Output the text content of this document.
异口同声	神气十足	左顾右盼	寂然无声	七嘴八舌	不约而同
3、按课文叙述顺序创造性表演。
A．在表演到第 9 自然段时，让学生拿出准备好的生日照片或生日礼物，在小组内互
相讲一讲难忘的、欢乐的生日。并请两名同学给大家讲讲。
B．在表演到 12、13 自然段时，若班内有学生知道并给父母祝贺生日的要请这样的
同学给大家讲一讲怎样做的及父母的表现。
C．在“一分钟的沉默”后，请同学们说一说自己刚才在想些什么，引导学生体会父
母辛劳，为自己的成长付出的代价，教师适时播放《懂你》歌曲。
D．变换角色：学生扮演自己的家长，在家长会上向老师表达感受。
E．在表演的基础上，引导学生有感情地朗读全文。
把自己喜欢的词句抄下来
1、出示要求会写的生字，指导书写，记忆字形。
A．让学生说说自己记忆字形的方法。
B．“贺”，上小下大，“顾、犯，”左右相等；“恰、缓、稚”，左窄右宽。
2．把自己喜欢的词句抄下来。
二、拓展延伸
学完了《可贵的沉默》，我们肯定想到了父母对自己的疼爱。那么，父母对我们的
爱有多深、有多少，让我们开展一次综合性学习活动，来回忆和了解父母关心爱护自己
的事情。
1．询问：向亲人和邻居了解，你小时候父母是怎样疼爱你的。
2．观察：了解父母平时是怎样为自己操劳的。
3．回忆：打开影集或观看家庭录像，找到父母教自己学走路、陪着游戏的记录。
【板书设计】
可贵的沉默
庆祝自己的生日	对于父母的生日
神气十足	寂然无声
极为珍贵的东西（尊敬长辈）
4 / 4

====

## Given request
Set down the listing above in full, please, exactly as it appears.

## Right answer
Output the text content of this document.
异口同声	神气十足	左顾右盼	寂然无声	七嘴八舌	不约而同
3、按课文叙述顺序创造性表演。
A．在表演到第 9 自然段时，让学生拿出准备好的生日照片或生日礼物，在小组内互
相讲一讲难忘的、欢乐的生日。并请两名同学给大家讲讲。
B．在表演到 12、13 自然段时，若班内有学生知道并给父母祝贺生日的要请这样的
同学给大家讲一讲怎样做的及父母的表现。
C．在“一分钟的沉默”后，请同学们说一说自己刚才在想些什么，引导学生体会父
母辛劳，为自己的成长付出的代价，教师适时播放《懂你》歌曲。
D．变换角色：学生扮演自己的家长，在家长会上向老师表达感受。
E．在表演的基础上，引导学生有感情地朗读全文。
把自己喜欢的词句抄下来
1、出示要求会写的生字，指导书写，记忆字形。
A．让学生说说自己记忆字形的方法。
B．“贺”，上小下大，“顾、犯，”左右相等；“恰、缓、稚”，左窄右宽。
2．把自己喜欢的词句抄下来。
二、拓展延伸
学完了《可贵的沉默》，我们肯定想到了父母对自己的疼爱。那么，父母对我们的
爱有多深、有多少，让我们开展一次综合性学习活动，来回忆和了解父母关心爱护自己
的事情。
1．询问：向亲人和邻居了解，你小时候父母是怎样疼爱你的。
2．观察：了解父母平时是怎样为自己操劳的。
3．回忆：打开影集或观看家庭录像，找到父母教自己学走路、陪着游戏的记录。
【板书设计】
可贵的沉默
庆祝自己的生日	对于父母的生日
神气十足	寂然无声
极为珍贵的东西（尊敬长辈）
4 / 4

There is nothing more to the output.